— begin RECORD LIST —

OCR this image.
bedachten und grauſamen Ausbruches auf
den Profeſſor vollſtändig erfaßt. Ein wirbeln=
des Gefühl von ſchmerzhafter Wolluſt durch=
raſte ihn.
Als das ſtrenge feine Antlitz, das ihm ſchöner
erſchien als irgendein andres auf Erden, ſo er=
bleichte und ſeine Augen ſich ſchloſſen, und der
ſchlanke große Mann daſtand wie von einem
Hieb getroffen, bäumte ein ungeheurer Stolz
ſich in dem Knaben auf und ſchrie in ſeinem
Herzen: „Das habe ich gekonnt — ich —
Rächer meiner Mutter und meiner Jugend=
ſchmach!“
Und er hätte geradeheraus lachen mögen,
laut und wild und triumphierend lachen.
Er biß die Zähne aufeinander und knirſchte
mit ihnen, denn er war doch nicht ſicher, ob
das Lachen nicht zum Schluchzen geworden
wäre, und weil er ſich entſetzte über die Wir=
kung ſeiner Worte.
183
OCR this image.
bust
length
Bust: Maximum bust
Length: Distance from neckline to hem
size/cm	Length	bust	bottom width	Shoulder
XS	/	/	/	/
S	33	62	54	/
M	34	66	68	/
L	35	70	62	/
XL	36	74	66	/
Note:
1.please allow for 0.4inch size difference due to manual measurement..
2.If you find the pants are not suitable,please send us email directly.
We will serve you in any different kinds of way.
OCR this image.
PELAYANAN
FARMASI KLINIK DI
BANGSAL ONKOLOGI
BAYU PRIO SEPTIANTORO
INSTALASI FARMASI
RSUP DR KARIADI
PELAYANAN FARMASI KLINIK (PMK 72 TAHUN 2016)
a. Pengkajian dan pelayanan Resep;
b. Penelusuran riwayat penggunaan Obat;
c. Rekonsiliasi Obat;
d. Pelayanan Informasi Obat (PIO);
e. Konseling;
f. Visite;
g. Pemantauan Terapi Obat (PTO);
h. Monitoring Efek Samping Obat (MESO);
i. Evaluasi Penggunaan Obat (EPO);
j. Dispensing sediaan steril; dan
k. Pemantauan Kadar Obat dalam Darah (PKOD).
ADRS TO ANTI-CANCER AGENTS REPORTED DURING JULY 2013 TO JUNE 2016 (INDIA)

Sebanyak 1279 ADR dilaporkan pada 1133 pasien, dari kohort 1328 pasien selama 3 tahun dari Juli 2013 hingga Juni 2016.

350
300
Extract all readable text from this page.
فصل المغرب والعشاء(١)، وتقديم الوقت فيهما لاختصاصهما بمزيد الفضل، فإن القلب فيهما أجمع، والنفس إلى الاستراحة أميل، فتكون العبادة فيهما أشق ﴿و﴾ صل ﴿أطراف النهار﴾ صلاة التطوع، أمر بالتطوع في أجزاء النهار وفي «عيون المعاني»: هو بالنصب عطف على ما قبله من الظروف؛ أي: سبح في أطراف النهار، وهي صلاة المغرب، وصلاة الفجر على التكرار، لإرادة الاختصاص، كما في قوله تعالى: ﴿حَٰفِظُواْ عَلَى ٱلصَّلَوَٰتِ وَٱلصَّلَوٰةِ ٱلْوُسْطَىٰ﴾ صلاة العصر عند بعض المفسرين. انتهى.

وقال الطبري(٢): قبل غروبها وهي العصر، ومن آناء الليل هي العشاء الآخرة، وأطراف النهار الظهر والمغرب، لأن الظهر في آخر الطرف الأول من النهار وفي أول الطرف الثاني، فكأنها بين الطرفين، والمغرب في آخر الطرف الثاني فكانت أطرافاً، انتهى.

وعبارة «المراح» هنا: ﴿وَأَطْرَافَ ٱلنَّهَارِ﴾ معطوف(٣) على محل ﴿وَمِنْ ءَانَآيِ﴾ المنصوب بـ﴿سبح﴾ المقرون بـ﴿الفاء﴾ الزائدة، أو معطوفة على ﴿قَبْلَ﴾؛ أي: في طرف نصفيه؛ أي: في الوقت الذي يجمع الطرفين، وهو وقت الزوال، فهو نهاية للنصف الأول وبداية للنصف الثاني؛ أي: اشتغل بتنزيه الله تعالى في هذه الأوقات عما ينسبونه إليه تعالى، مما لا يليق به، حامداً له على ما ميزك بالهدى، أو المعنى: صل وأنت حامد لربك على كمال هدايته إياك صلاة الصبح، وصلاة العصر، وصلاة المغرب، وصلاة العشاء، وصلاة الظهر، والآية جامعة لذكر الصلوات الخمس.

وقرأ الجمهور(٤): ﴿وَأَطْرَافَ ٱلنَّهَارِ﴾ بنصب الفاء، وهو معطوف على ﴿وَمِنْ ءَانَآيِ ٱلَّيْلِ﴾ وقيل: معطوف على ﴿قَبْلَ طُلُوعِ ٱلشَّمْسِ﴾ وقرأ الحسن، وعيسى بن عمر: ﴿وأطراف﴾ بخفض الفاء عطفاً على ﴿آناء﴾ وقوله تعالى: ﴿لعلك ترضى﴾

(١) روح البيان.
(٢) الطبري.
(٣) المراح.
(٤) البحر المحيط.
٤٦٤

— end RECORD LIST —

PROBLEM: Please output every record, keeping each line exact.

THE OUTPUT:
OCR this image.
bedachten und grauſamen Ausbruches auf
den Profeſſor vollſtändig erfaßt. Ein wirbeln=
des Gefühl von ſchmerzhafter Wolluſt durch=
raſte ihn.
Als das ſtrenge feine Antlitz, das ihm ſchöner
erſchien als irgendein andres auf Erden, ſo er=
bleichte und ſeine Augen ſich ſchloſſen, und der
ſchlanke große Mann daſtand wie von einem
Hieb getroffen, bäumte ein ungeheurer Stolz
ſich in dem Knaben auf und ſchrie in ſeinem
Herzen: „Das habe ich gekonnt — ich —
Rächer meiner Mutter und meiner Jugend=
ſchmach!“
Und er hätte geradeheraus lachen mögen,
laut und wild und triumphierend lachen.
Er biß die Zähne aufeinander und knirſchte
mit ihnen, denn er war doch nicht ſicher, ob
das Lachen nicht zum Schluchzen geworden
wäre, und weil er ſich entſetzte über die Wir=
kung ſeiner Worte.
183
OCR this image.
bust
length
Bust: Maximum bust
Length: Distance from neckline to hem
size/cm	Length	bust	bottom width	Shoulder
XS	/	/	/	/
S	33	62	54	/
M	34	66	68	/
L	35	70	62	/
XL	36	74	66	/
Note:
1.please allow for 0.4inch size difference due to manual measurement..
2.If you find the pants are not suitable,please send us email directly.
We will serve you in any different kinds of way.
OCR this image.
PELAYANAN
FARMASI KLINIK DI
BANGSAL ONKOLOGI
BAYU PRIO SEPTIANTORO
INSTALASI FARMASI
RSUP DR KARIADI
PELAYANAN FARMASI KLINIK (PMK 72 TAHUN 2016)
a. Pengkajian dan pelayanan Resep;
b. Penelusuran riwayat penggunaan Obat;
c. Rekonsiliasi Obat;
d. Pelayanan Informasi Obat (PIO);
e. Konseling;
f. Visite;
g. Pemantauan Terapi Obat (PTO);
h. Monitoring Efek Samping Obat (MESO);
i. Evaluasi Penggunaan Obat (EPO);
j. Dispensing sediaan steril; dan
k. Pemantauan Kadar Obat dalam Darah (PKOD).
ADRS TO ANTI-CANCER AGENTS REPORTED DURING JULY 2013 TO JUNE 2016 (INDIA)

Sebanyak 1279 ADR dilaporkan pada 1133 pasien, dari kohort 1328 pasien selama 3 tahun dari Juli 2013 hingga Juni 2016.

350
300
Extract all readable text from this page.
فصل المغرب والعشاء(١)، وتقديم الوقت فيهما لاختصاصهما بمزيد الفضل، فإن القلب فيهما أجمع، والنفس إلى الاستراحة أميل، فتكون العبادة فيهما أشق ﴿و﴾ صل ﴿أطراف النهار﴾ صلاة التطوع، أمر بالتطوع في أجزاء النهار وفي «عيون المعاني»: هو بالنصب عطف على ما قبله من الظروف؛ أي: سبح في أطراف النهار، وهي صلاة المغرب، وصلاة الفجر على التكرار، لإرادة الاختصاص، كما في قوله تعالى: ﴿حَٰفِظُواْ عَلَى ٱلصَّلَوَٰتِ وَٱلصَّلَوٰةِ ٱلْوُسْطَىٰ﴾ صلاة العصر عند بعض المفسرين. انتهى.

وقال الطبري(٢): قبل غروبها وهي العصر، ومن آناء الليل هي العشاء الآخرة، وأطراف النهار الظهر والمغرب، لأن الظهر في آخر الطرف الأول من النهار وفي أول الطرف الثاني، فكأنها بين الطرفين، والمغرب في آخر الطرف الثاني فكانت أطرافاً، انتهى.

وعبارة «المراح» هنا: ﴿وَأَطْرَافَ ٱلنَّهَارِ﴾ معطوف(٣) على محل ﴿وَمِنْ ءَانَآيِ﴾ المنصوب بـ﴿سبح﴾ المقرون بـ﴿الفاء﴾ الزائدة، أو معطوفة على ﴿قَبْلَ﴾؛ أي: في طرف نصفيه؛ أي: في الوقت الذي يجمع الطرفين، وهو وقت الزوال، فهو نهاية للنصف الأول وبداية للنصف الثاني؛ أي: اشتغل بتنزيه الله تعالى في هذه الأوقات عما ينسبونه إليه تعالى، مما لا يليق به، حامداً له على ما ميزك بالهدى، أو المعنى: صل وأنت حامد لربك على كمال هدايته إياك صلاة الصبح، وصلاة العصر، وصلاة المغرب، وصلاة العشاء، وصلاة الظهر، والآية جامعة لذكر الصلوات الخمس.

وقرأ الجمهور(٤): ﴿وَأَطْرَافَ ٱلنَّهَارِ﴾ بنصب الفاء، وهو معطوف على ﴿وَمِنْ ءَانَآيِ ٱلَّيْلِ﴾ وقيل: معطوف على ﴿قَبْلَ طُلُوعِ ٱلشَّمْسِ﴾ وقرأ الحسن، وعيسى بن عمر: ﴿وأطراف﴾ بخفض الفاء عطفاً على ﴿آناء﴾ وقوله تعالى: ﴿لعلك ترضى﴾

(١) روح البيان.
(٢) الطبري.
(٣) المراح.
(٤) البحر المحيط.
٤٦٤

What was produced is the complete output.